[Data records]
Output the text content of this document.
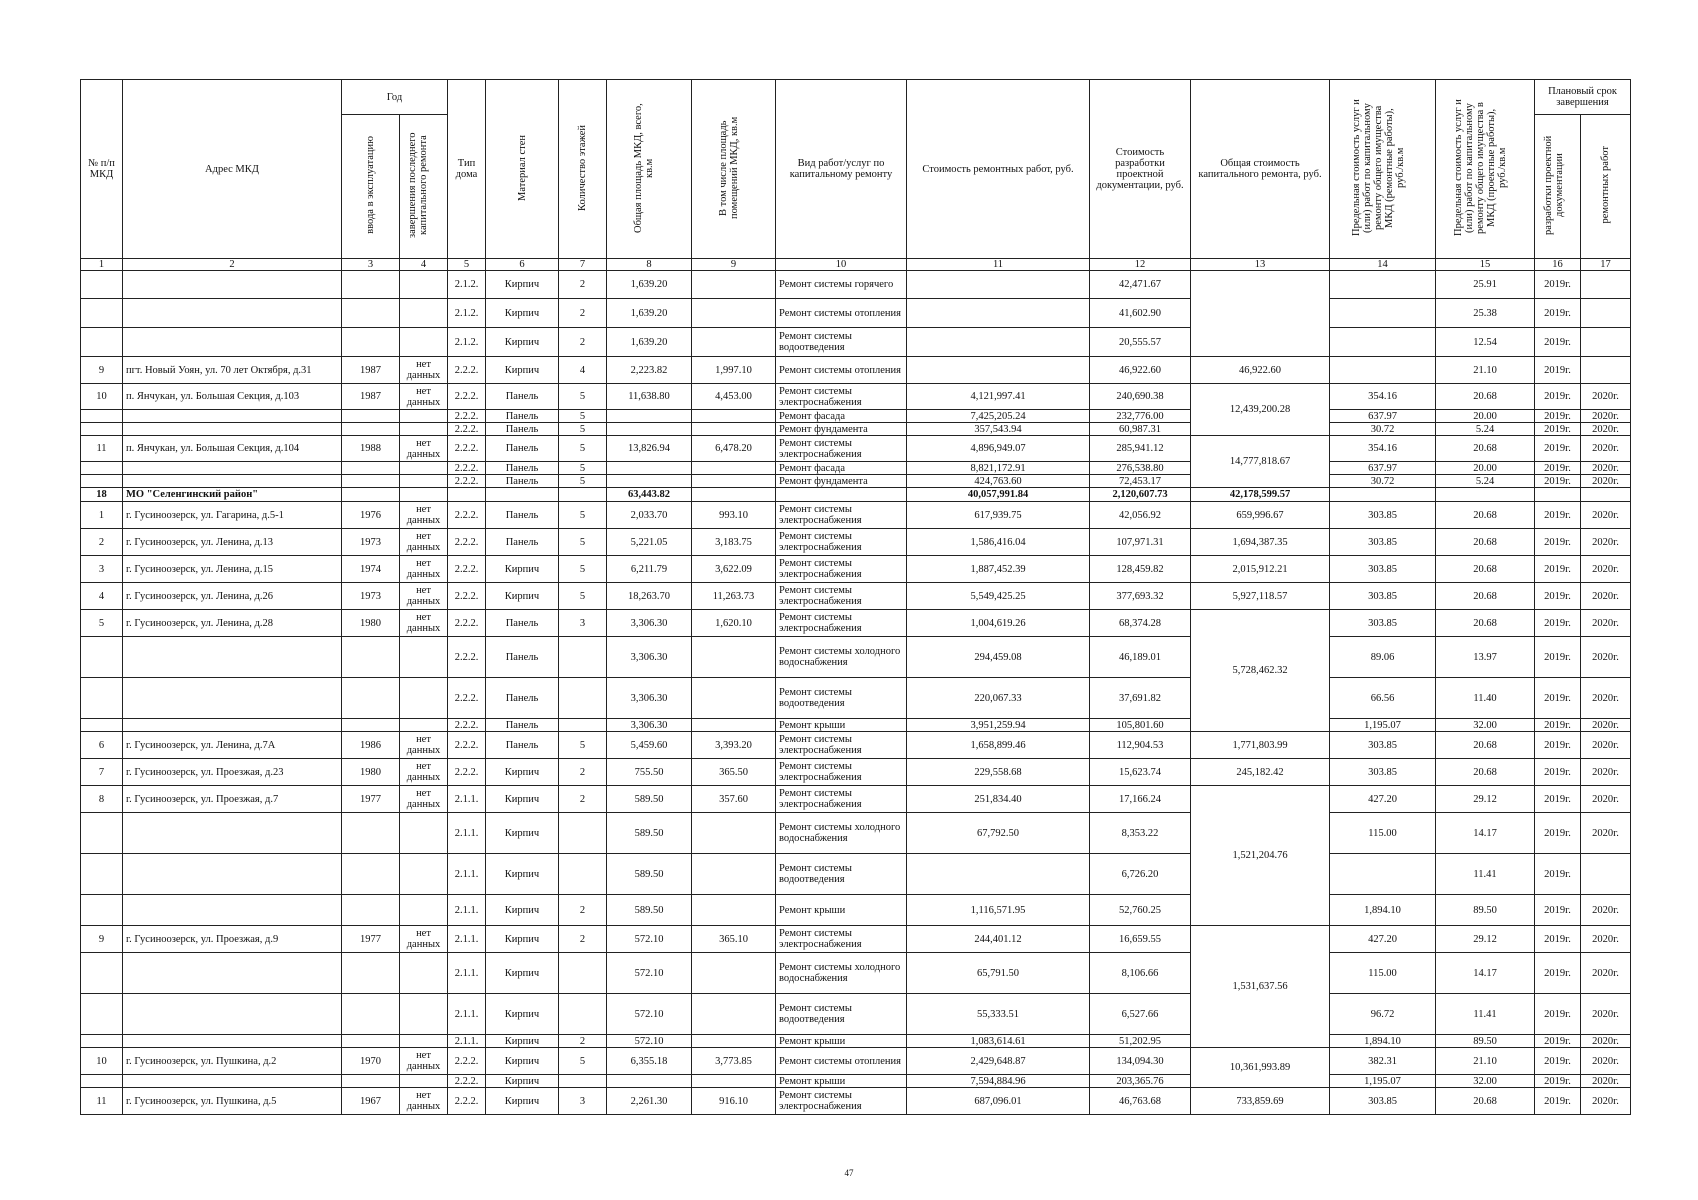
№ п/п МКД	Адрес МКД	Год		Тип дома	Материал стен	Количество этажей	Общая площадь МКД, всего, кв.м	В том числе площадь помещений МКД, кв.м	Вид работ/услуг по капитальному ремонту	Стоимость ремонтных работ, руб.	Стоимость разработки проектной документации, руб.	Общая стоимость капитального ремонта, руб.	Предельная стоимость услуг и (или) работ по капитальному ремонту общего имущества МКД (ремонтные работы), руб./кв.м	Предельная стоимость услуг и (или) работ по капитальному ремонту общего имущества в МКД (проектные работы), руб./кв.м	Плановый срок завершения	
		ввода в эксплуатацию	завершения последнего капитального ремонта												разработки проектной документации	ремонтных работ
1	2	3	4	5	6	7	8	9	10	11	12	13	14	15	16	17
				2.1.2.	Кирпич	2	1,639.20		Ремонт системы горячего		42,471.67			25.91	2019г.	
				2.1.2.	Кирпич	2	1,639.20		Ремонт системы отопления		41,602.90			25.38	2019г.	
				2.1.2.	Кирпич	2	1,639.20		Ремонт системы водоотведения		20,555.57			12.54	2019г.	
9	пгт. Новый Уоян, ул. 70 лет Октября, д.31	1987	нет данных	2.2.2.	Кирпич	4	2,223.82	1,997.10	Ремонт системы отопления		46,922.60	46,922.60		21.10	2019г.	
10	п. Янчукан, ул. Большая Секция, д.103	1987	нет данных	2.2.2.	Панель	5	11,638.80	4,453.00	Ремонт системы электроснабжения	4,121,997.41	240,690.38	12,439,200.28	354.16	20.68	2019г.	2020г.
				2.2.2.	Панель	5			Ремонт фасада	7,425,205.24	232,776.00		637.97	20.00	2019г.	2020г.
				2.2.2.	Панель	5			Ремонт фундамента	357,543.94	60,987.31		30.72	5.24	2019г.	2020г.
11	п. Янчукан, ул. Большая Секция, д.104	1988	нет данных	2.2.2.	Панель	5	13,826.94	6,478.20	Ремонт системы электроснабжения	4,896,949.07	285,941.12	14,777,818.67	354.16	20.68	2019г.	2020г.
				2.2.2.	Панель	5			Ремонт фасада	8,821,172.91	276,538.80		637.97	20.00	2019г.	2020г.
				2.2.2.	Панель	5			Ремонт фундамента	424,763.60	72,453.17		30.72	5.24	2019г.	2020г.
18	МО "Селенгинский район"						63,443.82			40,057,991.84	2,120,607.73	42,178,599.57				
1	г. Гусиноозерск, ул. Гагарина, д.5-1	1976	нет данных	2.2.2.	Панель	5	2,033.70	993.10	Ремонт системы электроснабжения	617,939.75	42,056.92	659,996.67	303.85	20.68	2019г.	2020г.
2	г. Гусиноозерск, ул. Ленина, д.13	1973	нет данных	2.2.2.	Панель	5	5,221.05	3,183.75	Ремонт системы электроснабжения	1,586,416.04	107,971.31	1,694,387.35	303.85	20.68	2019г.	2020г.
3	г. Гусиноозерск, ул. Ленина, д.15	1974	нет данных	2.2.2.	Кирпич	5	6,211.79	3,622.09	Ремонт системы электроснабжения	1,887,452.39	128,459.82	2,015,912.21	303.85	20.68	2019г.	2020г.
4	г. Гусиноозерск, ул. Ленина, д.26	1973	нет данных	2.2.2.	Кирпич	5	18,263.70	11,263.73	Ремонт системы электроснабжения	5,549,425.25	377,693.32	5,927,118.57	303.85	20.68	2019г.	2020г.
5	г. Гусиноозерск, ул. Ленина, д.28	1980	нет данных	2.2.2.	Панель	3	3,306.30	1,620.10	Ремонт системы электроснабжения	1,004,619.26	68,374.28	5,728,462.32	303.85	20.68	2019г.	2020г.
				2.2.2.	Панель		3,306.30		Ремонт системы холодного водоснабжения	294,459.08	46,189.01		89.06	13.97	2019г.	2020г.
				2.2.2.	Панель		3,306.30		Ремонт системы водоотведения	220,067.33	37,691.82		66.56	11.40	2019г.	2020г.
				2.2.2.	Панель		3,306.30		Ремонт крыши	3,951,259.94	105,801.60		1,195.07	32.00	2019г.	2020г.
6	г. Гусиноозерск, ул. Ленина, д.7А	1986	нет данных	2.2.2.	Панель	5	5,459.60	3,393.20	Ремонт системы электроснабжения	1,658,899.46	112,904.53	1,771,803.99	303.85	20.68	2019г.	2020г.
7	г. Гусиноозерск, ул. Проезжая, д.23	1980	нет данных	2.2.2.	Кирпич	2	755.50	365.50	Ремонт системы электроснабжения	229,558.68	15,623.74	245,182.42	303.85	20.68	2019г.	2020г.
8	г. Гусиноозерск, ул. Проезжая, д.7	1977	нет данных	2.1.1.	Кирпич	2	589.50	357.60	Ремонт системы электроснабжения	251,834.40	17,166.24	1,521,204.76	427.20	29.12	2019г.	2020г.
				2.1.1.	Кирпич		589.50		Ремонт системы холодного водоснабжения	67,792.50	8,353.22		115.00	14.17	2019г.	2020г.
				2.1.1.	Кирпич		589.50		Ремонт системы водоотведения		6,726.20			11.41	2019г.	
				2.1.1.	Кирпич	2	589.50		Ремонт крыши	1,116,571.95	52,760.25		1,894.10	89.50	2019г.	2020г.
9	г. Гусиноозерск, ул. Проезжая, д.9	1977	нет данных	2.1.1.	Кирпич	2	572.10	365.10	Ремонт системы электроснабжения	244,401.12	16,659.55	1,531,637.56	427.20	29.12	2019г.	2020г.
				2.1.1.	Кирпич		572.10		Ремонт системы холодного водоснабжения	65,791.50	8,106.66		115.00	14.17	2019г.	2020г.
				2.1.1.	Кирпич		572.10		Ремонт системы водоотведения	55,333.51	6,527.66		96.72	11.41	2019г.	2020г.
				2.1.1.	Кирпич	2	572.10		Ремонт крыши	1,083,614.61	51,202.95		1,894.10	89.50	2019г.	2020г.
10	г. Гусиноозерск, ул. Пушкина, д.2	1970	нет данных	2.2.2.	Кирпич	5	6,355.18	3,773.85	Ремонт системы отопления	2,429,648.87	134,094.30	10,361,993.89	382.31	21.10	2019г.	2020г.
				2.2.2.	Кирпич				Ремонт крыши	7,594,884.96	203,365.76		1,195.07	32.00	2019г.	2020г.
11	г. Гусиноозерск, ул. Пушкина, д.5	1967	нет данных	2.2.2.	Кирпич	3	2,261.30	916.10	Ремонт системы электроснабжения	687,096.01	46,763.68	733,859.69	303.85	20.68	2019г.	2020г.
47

### [Task objective]
Isolate the lines that hold the word "Пушкина" and copy all of them.

### [Task result]
10	г. Гусиноозерск, ул. Пушкина, д.2	1970	нет данных	2.2.2.	Кирпич	5	6,355.18	3,773.85	Ремонт системы отопления	2,429,648.87	134,094.30	10,361,993.89	382.31	21.10	2019г.	2020г.
11	г. Гусиноозерск, ул. Пушкина, д.5	1967	нет данных	2.2.2.	Кирпич	3	2,261.30	916.10	Ремонт системы электроснабжения	687,096.01	46,763.68	733,859.69	303.85	20.68	2019г.	2020г.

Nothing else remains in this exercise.